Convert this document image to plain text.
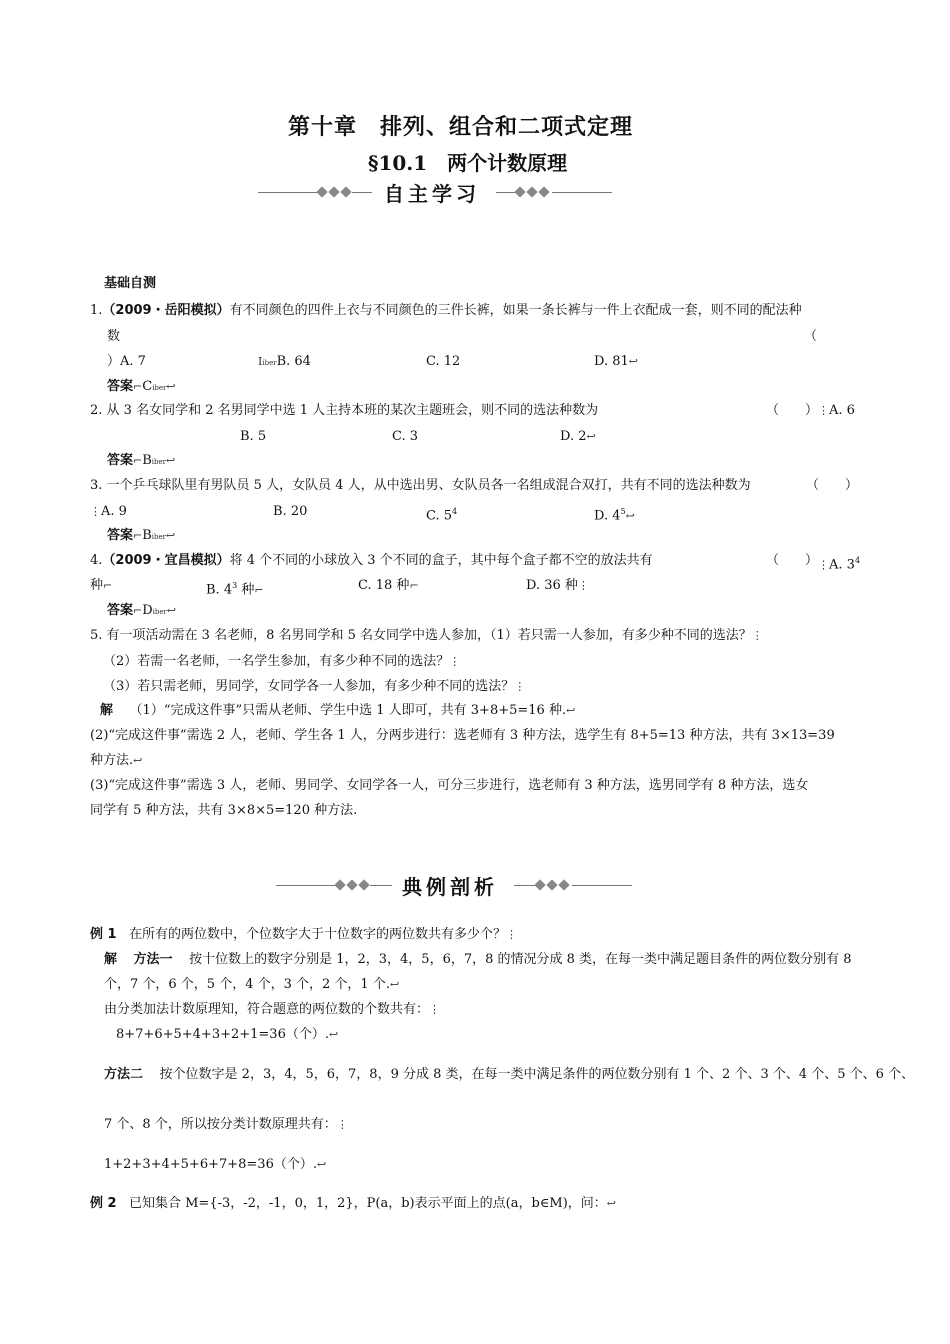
第十章　排列、组合和二项式定理
§10.1　两个计数原理
自主学习
基础自测
1.（2009・岳阳模拟）有不同颜色的四件上衣与不同颜色的三件长裤，如果一条长裤与一件上衣配成一套，则不同的配法种
数	（
）A. 7	IiberB. 64	C. 12	D. 81↩
答案⌐Ciber↩
2. 从 3 名女同学和 2 名男同学中选 1 人主持本班的某次主题班会，则不同的选法种数为	（　　） ⋮A. 6
B. 5	C. 3	D. 2↩
答案⌐Biber↩
3. 一个乒乓球队里有男队员 5 人，女队员 4 人，从中选出男、女队员各一名组成混合双打，共有不同的选法种数为	（　　）
⋮A. 9	B. 20	C. $5^4$	D. $4^5↩$
答案⌐Biber↩
4.（2009・宜昌模拟）将 4 个不同的小球放入 3 个不同的盒子，其中每个盒子都不空的放法共有	（　　） ⋮A. $3^4$
种⌐	B. $4^3$ 种⌐	C. 18 种⌐	D. 36 种⋮
答案⌐Diber↩
5. 有一项活动需在 3 名老师，8 名男同学和 5 名女同学中选人参加，（1）若只需一人参加，有多少种不同的选法？⋮
（2）若需一名老师，一名学生参加，有多少种不同的选法？⋮
（3）若只需老师，男同学，女同学各一人参加，有多少种不同的选法？⋮
解 （1）“完成这件事”只需从老师、学生中选 1 人即可，共有 3+8+5=16 种.↩
(2)“完成这件事”需选 2 人，老师、学生各 1 人，分两步进行：选老师有 3 种方法，选学生有 8+5=13 种方法，共有 3×13=39
种方法.↩
(3)“完成这件事”需选 3 人，老师、男同学、女同学各一人，可分三步进行，选老师有 3 种方法，选男同学有 8 种方法，选女
同学有 5 种方法，共有 3×8×5=120 种方法.
典例剖析
例 1 在所有的两位数中，个位数字大于十位数字的两位数共有多少个？⋮
解 方法一 按十位数上的数字分别是 1，2，3，4，5，6，7，8 的情况分成 8 类，在每一类中满足题目条件的两位数分别有 8
个，7 个，6 个，5 个，4 个，3 个，2 个，1 个.↩
由分类加法计数原理知，符合题意的两位数的个数共有：⋮
8+7+6+5+4+3+2+1=36（个）.↩
方法二 按个位数字是 2，3，4，5，6，7，8，9 分成 8 类，在每一类中满足条件的两位数分别有 1 个、2 个、3 个、4 个、5 个、6 个、
7 个、8 个，所以按分类计数原理共有：⋮
1+2+3+4+5+6+7+8=36（个）.↩
例 2 已知集合 M={-3，-2，-1，0，1，2}，P(a，b)表示平面上的点(a，b∈M)，问：↩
-------
§ **THE PROBLEM**
Restate the whole of the material word for word without the pictures.

§ **EXERCISE RESULT**
Convert this document image to plain text.
第十章　排列、组合和二项式定理
§10.1　两个计数原理
自主学习
基础自测
1.（2009・岳阳模拟）有不同颜色的四件上衣与不同颜色的三件长裤，如果一条长裤与一件上衣配成一套，则不同的配法种
数	（
）A. 7	IiberB. 64	C. 12	D. 81↩
答案⌐Ciber↩
2. 从 3 名女同学和 2 名男同学中选 1 人主持本班的某次主题班会，则不同的选法种数为	（　　） ⋮A. 6
B. 5	C. 3	D. 2↩
答案⌐Biber↩
3. 一个乒乓球队里有男队员 5 人，女队员 4 人，从中选出男、女队员各一名组成混合双打，共有不同的选法种数为	（　　）
⋮A. 9	B. 20	C. $5^4$	D. $4^5↩$
答案⌐Biber↩
4.（2009・宜昌模拟）将 4 个不同的小球放入 3 个不同的盒子，其中每个盒子都不空的放法共有	（　　） ⋮A. $3^4$
种⌐	B. $4^3$ 种⌐	C. 18 种⌐	D. 36 种⋮
答案⌐Diber↩
5. 有一项活动需在 3 名老师，8 名男同学和 5 名女同学中选人参加，（1）若只需一人参加，有多少种不同的选法？⋮
（2）若需一名老师，一名学生参加，有多少种不同的选法？⋮
（3）若只需老师，男同学，女同学各一人参加，有多少种不同的选法？⋮
解 （1）“完成这件事”只需从老师、学生中选 1 人即可，共有 3+8+5=16 种.↩
(2)“完成这件事”需选 2 人，老师、学生各 1 人，分两步进行：选老师有 3 种方法，选学生有 8+5=13 种方法，共有 3×13=39
种方法.↩
(3)“完成这件事”需选 3 人，老师、男同学、女同学各一人，可分三步进行，选老师有 3 种方法，选男同学有 8 种方法，选女
同学有 5 种方法，共有 3×8×5=120 种方法.
典例剖析
例 1 在所有的两位数中，个位数字大于十位数字的两位数共有多少个？⋮
解 方法一 按十位数上的数字分别是 1，2，3，4，5，6，7，8 的情况分成 8 类，在每一类中满足题目条件的两位数分别有 8
个，7 个，6 个，5 个，4 个，3 个，2 个，1 个.↩
由分类加法计数原理知，符合题意的两位数的个数共有：⋮
8+7+6+5+4+3+2+1=36（个）.↩
方法二 按个位数字是 2，3，4，5，6，7，8，9 分成 8 类，在每一类中满足条件的两位数分别有 1 个、2 个、3 个、4 个、5 个、6 个、
7 个、8 个，所以按分类计数原理共有：⋮
1+2+3+4+5+6+7+8=36（个）.↩
例 2 已知集合 M={-3，-2，-1，0，1，2}，P(a，b)表示平面上的点(a，b∈M)，问：↩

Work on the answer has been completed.